*Objectif 1*. Présentez sous forme de tableau Markdown les lignes de description ci-dessous, du début jusqu'à la ligne contenant "The vertically extending", incluse, en omettant les lignes vides. Utilisez deux colonnes : Num pour le numéro de ligne et Contenu pour la ligne elle-même.

Vendredi 6 Septembre 2024

Les chefs d'Etat africains autour du Chinois Xi Jinping et du Sénégalais Bassirou Diomaye Faye au FOCAC 2024, le 5 septembre à Beijing
Les chefs d'Etat africains autour du Chinois Xi Jinping et du Sénégalais Bassirou Diomaye Faye au FOCAC 2024, le 5 septembre à Beijing

Vers la fin des grands et coûteux projets d'infrastructures de la Chine en Afrique? Aux prises avec une économie au ralenti, Pékin voit désormais plus petit pour éviter les partenaires potentiellement insolvables, selon des analystes.

 

Pendant des années, le géant asiatique a accordé des milliards d'euros de prêts pour la construction de trains, routes et ponts. Utiles au développement, ils ont aussi contribué à creuser la dette de pays qui parfois peinent à rembourser.

 

Une des solutions adoptées par Pékin: des crédits moins importants pour financer des projets plus modestes, d'après des experts.

"La Chine a ajusté sa stratégie de prêt en Afrique pour tenir compte de ses propres difficultés économiques et des problèmes d'endettement de l'Afrique", déclare Lucas Engel, analyste de données à l'université de Boston qui étudie le financement par la Chine du développement sur le continent africain.

 

"Cette prudence, nouvelle, et cette aversion au risque chez les prêteurs chinois visent à assurer que la Chine puisse continuer sa coopération avec l'Afrique d'une manière plus solide et durable", indique-t-il à l'AFP. "Les grands prêts d'infrastructure (...) sont devenus plus rares."

 

Lors du sommet Chine-Afrique cette semaine à Pékin, le président chinois Xi Jinping a promis quelque 46 milliards d'euros sur trois ans de financement aux pays africains. Mais si Pékin vante ses largesses à l'égard de l'Afrique, les données montrent que le financement chinois a chuté ces dernières années.

*Données fournies*.
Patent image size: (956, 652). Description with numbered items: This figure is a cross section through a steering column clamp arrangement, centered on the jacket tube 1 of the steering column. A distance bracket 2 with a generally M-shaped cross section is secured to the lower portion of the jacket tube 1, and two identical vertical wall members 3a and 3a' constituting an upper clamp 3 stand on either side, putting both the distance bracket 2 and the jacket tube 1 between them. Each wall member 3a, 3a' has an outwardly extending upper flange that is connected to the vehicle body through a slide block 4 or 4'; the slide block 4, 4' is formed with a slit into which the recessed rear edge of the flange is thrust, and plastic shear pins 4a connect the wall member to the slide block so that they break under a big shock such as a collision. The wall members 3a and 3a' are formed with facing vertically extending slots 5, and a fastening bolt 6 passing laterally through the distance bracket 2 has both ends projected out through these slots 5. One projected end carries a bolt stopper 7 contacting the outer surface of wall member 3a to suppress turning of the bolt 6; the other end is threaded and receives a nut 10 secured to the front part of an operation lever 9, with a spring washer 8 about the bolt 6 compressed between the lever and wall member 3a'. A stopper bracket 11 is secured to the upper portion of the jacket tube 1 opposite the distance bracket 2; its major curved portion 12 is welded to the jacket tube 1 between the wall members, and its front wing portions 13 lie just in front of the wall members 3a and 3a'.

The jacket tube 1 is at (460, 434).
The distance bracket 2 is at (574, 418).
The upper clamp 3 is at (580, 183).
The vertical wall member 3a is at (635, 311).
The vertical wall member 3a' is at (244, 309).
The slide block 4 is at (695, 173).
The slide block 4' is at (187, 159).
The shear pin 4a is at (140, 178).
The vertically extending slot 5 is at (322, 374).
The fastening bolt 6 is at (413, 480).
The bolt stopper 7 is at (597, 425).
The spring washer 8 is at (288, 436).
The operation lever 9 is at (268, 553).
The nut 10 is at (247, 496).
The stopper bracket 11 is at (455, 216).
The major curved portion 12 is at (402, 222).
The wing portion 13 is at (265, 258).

*Objectif 2*. Reproduisez le passage de l'article sur le financement chinois en Afrique situé entre "Pendant des années, le" et "le continent africain.", bornes incluses.

*Solution détaillée 1*.
| Num | Contenu |
|---|---|
| 1 | Patent image size: (956, 652). Description with numbered items: This figure is a cross section through a steering column clamp arrangement, centered on the jacket tube 1 of the steering column. A distance bracket 2 with a generally M-shaped cross section is secured to the lower portion of the jacket tube 1, and two identical vertical wall members 3a and 3a' constituting an upper clamp 3 stand on either side, putting both the distance bracket 2 and the jacket tube 1 between them. Each wall member 3a, 3a' has an outwardly extending upper flange that is connected to the vehicle body through a slide block 4 or 4'; the slide block 4, 4' is formed with a slit into which the recessed rear edge of the flange is thrust, and plastic shear pins 4a connect the wall member to the slide block so that they break under a big shock such as a collision. The wall members 3a and 3a' are formed with facing vertically extending slots 5, and a fastening bolt 6 passing laterally through the distance bracket 2 has both ends projected out through these slots 5. One projected end carries a bolt stopper 7 contacting the outer surface of wall member 3a to suppress turning of the bolt 6; the other end is threaded and receives a nut 10 secured to the front part of an operation lever 9, with a spring washer 8 about the bolt 6 compressed between the lever and wall member 3a'. A stopper bracket 11 is secured to the upper portion of the jacket tube 1 opposite the distance bracket 2; its major curved portion 12 is welded to the jacket tube 1 between the wall members, and its front wing portions 13 lie just in front of the wall members 3a and 3a'. |
| 2 | The jacket tube 1 is at (460, 434). |
| 3 | The distance bracket 2 is at (574, 418). |
| 4 | The upper clamp 3 is at (580, 183). |
| 5 | The vertical wall member 3a is at (635, 311). |
| 6 | The vertical wall member 3a' is at (244, 309). |
| 7 | The slide block 4 is at (695, 173). |
| 8 | The slide block 4' is at (187, 159). |
| 9 | The shear pin 4a is at (140, 178). |
| 10 | The vertically extending slot 5 is at (322, 374). |

*Solution détaillée 2*.
Pendant des années, le géant asiatique a accordé des milliards d'euros de prêts pour la construction de trains, routes et ponts. Utiles au développement, ils ont aussi contribué à creuser la dette de pays qui parfois peinent à rembourser.

 

Une des solutions adoptées par Pékin: des crédits moins importants pour financer des projets plus modestes, d'après des experts.

"La Chine a ajusté sa stratégie de prêt en Afrique pour tenir compte de ses propres difficultés économiques et des problèmes d'endettement de l'Afrique", déclare Lucas Engel, analyste de données à l'université de Boston qui étudie le financement par la Chine du développement sur le continent africain.